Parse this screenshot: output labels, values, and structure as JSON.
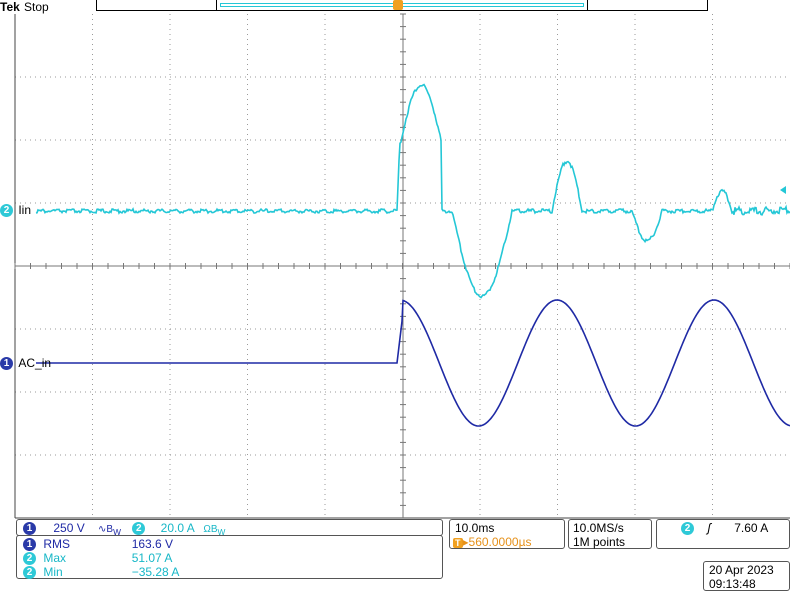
{
  "header": {
    "brand": "Tek",
    "status": "Stop"
  },
  "trigger_marker": "T",
  "channels": {
    "ch2": {
      "number": "2",
      "label": "Iin",
      "color": "#24c7d6"
    },
    "ch1": {
      "number": "1",
      "label": "AC_in",
      "color": "#1f2aa5"
    }
  },
  "scale_panel": {
    "ch1_scale": "250 V",
    "ch1_coupling_icon": "ac-coupling-bw-icon",
    "ch2_scale": "20.0 A",
    "ch2_coupling_icon": "dc-coupling-bw-icon"
  },
  "measurements": [
    {
      "channel": "1",
      "name": "RMS",
      "value": "163.6 V"
    },
    {
      "channel": "2",
      "name": "Max",
      "value": "51.07 A"
    },
    {
      "channel": "2",
      "name": "Min",
      "value": "−35.28 A"
    }
  ],
  "timebase": {
    "scale": "10.0ms",
    "delay": "▸560.0000µs"
  },
  "acquisition": {
    "sample_rate": "10.0MS/s",
    "record_length": "1M points"
  },
  "trigger": {
    "channel": "2",
    "slope_icon": "rising-edge-icon",
    "level": "7.60 A"
  },
  "datetime": {
    "date": "20 Apr 2023",
    "time": "09:13:48"
  }
}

**PROBLEM**. Leave out the pictures and print each record exactly as it stands.

**ANSWER**.
Parse this screenshot: output labels, values, and structure as JSON.
{
  "header": {
    "brand": "Tek",
    "status": "Stop"
  },
  "trigger_marker": "T",
  "channels": {
    "ch2": {
      "number": "2",
      "label": "Iin",
      "color": "#24c7d6"
    },
    "ch1": {
      "number": "1",
      "label": "AC_in",
      "color": "#1f2aa5"
    }
  },
  "scale_panel": {
    "ch1_scale": "250 V",
    "ch1_coupling_icon": "ac-coupling-bw-icon",
    "ch2_scale": "20.0 A",
    "ch2_coupling_icon": "dc-coupling-bw-icon"
  },
  "measurements": [
    {
      "channel": "1",
      "name": "RMS",
      "value": "163.6 V"
    },
    {
      "channel": "2",
      "name": "Max",
      "value": "51.07 A"
    },
    {
      "channel": "2",
      "name": "Min",
      "value": "−35.28 A"
    }
  ],
  "timebase": {
    "scale": "10.0ms",
    "delay": "▸560.0000µs"
  },
  "acquisition": {
    "sample_rate": "10.0MS/s",
    "record_length": "1M points"
  },
  "trigger": {
    "channel": "2",
    "slope_icon": "rising-edge-icon",
    "level": "7.60 A"
  },
  "datetime": {
    "date": "20 Apr 2023",
    "time": "09:13:48"
  }
}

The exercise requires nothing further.